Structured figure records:

* START *

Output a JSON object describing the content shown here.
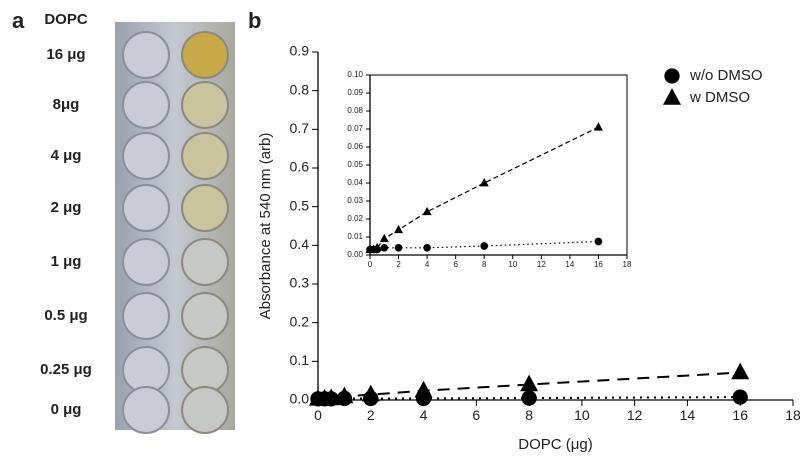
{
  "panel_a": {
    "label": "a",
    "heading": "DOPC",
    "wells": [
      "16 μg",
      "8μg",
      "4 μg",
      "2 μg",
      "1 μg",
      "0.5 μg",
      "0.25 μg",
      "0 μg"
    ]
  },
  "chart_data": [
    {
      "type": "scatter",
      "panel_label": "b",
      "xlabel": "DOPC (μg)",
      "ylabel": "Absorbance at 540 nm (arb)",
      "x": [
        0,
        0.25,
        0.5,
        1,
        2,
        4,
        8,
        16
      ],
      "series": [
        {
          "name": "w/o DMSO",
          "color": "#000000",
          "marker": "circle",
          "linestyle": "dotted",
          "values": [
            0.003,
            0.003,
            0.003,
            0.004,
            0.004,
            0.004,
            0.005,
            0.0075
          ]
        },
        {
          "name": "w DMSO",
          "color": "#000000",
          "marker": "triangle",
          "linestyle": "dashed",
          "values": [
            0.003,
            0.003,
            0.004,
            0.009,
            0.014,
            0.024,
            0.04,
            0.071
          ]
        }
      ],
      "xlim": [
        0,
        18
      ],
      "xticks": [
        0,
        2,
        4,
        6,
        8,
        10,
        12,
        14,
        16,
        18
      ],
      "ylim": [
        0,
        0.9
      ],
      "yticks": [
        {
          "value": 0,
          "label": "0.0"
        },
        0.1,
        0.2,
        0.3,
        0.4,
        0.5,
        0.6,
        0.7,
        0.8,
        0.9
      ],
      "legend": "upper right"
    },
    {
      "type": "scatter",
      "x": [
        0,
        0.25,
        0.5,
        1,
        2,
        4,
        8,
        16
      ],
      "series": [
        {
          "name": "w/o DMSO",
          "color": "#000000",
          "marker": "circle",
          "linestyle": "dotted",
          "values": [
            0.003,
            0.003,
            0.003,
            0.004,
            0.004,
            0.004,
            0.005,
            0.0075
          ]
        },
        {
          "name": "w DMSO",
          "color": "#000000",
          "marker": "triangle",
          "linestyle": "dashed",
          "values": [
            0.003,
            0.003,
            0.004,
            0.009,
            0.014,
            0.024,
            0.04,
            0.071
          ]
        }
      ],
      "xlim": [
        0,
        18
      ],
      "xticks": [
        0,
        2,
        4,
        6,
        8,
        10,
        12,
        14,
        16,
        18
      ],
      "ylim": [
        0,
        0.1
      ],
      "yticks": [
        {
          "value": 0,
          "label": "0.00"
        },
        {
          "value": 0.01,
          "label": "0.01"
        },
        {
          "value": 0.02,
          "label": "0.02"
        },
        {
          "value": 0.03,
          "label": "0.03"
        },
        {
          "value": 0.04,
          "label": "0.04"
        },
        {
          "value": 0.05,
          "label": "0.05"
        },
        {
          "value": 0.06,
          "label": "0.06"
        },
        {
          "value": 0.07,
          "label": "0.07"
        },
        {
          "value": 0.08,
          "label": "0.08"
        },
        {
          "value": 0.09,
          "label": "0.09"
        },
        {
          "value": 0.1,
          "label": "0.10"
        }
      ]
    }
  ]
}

* END *

Exactly as written, return every line of the listing, but not the pictures.

• _Correct output_:
Output a JSON object describing the content shown here.
{
  "panel_a": {
    "label": "a",
    "heading": "DOPC",
    "wells": [
      "16 μg",
      "8μg",
      "4 μg",
      "2 μg",
      "1 μg",
      "0.5 μg",
      "0.25 μg",
      "0 μg"
    ]
  },
  "chart_data": [
    {
      "type": "scatter",
      "panel_label": "b",
      "xlabel": "DOPC (μg)",
      "ylabel": "Absorbance at 540 nm (arb)",
      "x": [
        0,
        0.25,
        0.5,
        1,
        2,
        4,
        8,
        16
      ],
      "series": [
        {
          "name": "w/o DMSO",
          "color": "#000000",
          "marker": "circle",
          "linestyle": "dotted",
          "values": [
            0.003,
            0.003,
            0.003,
            0.004,
            0.004,
            0.004,
            0.005,
            0.0075
          ]
        },
        {
          "name": "w DMSO",
          "color": "#000000",
          "marker": "triangle",
          "linestyle": "dashed",
          "values": [
            0.003,
            0.003,
            0.004,
            0.009,
            0.014,
            0.024,
            0.04,
            0.071
          ]
        }
      ],
      "xlim": [
        0,
        18
      ],
      "xticks": [
        0,
        2,
        4,
        6,
        8,
        10,
        12,
        14,
        16,
        18
      ],
      "ylim": [
        0,
        0.9
      ],
      "yticks": [
        {
          "value": 0,
          "label": "0.0"
        },
        0.1,
        0.2,
        0.3,
        0.4,
        0.5,
        0.6,
        0.7,
        0.8,
        0.9
      ],
      "legend": "upper right"
    },
    {
      "type": "scatter",
      "x": [
        0,
        0.25,
        0.5,
        1,
        2,
        4,
        8,
        16
      ],
      "series": [
        {
          "name": "w/o DMSO",
          "color": "#000000",
          "marker": "circle",
          "linestyle": "dotted",
          "values": [
            0.003,
            0.003,
            0.003,
            0.004,
            0.004,
            0.004,
            0.005,
            0.0075
          ]
        },
        {
          "name": "w DMSO",
          "color": "#000000",
          "marker": "triangle",
          "linestyle": "dashed",
          "values": [
            0.003,
            0.003,
            0.004,
            0.009,
            0.014,
            0.024,
            0.04,
            0.071
          ]
        }
      ],
      "xlim": [
        0,
        18
      ],
      "xticks": [
        0,
        2,
        4,
        6,
        8,
        10,
        12,
        14,
        16,
        18
      ],
      "ylim": [
        0,
        0.1
      ],
      "yticks": [
        {
          "value": 0,
          "label": "0.00"
        },
        {
          "value": 0.01,
          "label": "0.01"
        },
        {
          "value": 0.02,
          "label": "0.02"
        },
        {
          "value": 0.03,
          "label": "0.03"
        },
        {
          "value": 0.04,
          "label": "0.04"
        },
        {
          "value": 0.05,
          "label": "0.05"
        },
        {
          "value": 0.06,
          "label": "0.06"
        },
        {
          "value": 0.07,
          "label": "0.07"
        },
        {
          "value": 0.08,
          "label": "0.08"
        },
        {
          "value": 0.09,
          "label": "0.09"
        },
        {
          "value": 0.1,
          "label": "0.10"
        }
      ]
    }
  ]
}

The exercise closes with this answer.